_Stored data_:

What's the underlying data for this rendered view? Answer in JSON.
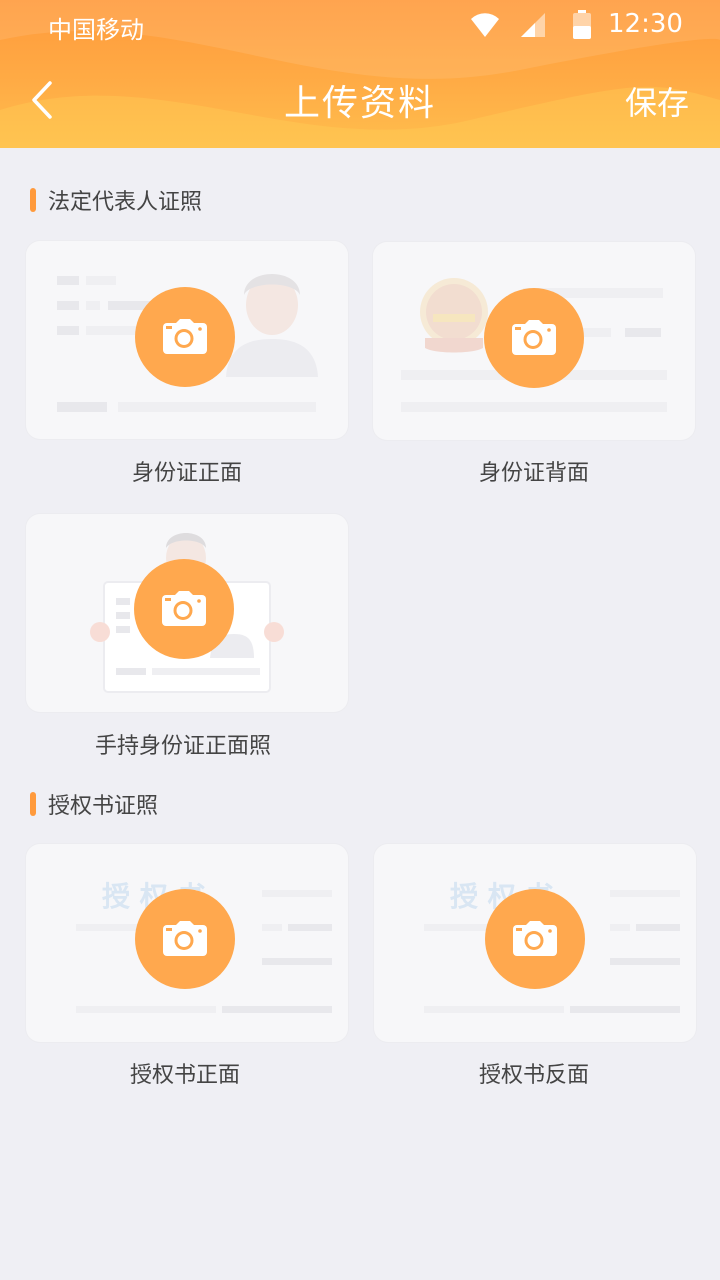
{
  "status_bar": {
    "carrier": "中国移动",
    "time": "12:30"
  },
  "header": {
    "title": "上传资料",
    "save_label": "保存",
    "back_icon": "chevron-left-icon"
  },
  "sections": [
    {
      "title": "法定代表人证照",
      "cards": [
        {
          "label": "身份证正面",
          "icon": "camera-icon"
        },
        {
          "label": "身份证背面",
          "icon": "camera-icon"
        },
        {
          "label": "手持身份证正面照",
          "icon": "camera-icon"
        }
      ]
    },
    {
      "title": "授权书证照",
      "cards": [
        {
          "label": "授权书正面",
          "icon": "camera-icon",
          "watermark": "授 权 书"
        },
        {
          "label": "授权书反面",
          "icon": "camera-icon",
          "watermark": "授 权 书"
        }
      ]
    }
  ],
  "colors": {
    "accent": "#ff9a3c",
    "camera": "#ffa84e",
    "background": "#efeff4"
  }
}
--
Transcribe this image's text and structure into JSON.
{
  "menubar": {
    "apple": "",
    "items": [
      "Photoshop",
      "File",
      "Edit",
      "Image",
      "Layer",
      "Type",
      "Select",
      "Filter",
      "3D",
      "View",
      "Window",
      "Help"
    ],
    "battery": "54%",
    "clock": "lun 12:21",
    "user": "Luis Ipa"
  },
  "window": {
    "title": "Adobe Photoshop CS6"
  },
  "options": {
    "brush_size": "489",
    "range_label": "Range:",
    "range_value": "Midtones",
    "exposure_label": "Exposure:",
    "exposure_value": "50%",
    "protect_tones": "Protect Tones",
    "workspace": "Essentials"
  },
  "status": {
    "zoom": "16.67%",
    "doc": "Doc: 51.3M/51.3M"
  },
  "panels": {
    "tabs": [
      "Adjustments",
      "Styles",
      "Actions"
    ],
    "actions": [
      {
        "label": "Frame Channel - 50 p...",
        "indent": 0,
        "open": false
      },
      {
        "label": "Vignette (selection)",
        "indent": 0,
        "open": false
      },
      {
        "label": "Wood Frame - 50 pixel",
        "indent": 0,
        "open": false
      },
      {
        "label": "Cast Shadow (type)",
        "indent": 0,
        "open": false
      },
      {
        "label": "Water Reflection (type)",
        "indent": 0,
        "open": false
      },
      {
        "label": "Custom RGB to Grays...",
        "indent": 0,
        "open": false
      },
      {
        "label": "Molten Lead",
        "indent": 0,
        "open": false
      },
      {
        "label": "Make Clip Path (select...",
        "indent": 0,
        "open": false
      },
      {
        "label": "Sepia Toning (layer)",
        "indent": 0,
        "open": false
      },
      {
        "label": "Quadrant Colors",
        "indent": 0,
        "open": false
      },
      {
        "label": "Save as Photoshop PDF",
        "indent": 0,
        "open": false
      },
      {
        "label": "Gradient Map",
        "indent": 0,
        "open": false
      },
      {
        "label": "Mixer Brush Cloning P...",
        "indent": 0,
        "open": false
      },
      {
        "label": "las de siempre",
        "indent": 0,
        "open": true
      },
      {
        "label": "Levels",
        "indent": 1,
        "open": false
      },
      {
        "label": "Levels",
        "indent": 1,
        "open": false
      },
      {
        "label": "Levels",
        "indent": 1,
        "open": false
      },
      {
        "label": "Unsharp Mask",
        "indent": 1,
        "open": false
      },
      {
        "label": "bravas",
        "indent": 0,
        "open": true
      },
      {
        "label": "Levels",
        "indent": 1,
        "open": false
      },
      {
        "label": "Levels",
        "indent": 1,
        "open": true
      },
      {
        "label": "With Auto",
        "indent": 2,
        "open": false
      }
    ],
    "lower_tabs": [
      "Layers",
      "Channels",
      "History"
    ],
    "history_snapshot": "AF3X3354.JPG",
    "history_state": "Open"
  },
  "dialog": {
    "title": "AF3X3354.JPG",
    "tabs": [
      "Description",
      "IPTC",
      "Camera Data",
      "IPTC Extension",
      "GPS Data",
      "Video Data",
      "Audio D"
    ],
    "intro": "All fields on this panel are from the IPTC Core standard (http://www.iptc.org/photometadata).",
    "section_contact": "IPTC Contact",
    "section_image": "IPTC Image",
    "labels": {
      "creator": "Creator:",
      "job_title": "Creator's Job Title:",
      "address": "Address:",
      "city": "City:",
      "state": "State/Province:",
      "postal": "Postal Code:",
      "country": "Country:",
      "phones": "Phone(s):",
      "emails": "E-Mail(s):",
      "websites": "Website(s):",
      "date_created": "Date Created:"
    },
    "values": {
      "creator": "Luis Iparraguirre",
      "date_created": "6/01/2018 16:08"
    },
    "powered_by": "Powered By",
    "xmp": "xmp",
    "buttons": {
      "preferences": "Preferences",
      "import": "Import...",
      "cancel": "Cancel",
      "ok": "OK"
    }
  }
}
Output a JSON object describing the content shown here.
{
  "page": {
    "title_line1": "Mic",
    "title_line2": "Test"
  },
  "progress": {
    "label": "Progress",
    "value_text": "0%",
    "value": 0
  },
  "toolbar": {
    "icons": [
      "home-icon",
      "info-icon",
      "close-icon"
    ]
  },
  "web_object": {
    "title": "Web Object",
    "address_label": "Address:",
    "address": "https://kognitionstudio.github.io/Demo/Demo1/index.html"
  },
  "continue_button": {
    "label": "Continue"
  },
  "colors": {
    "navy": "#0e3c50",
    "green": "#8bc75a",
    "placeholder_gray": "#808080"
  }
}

_TASK_:
Work out how many lines in the records above contain the word "Frame", and give only that number.

_WRITTEN SOLUTION_:
2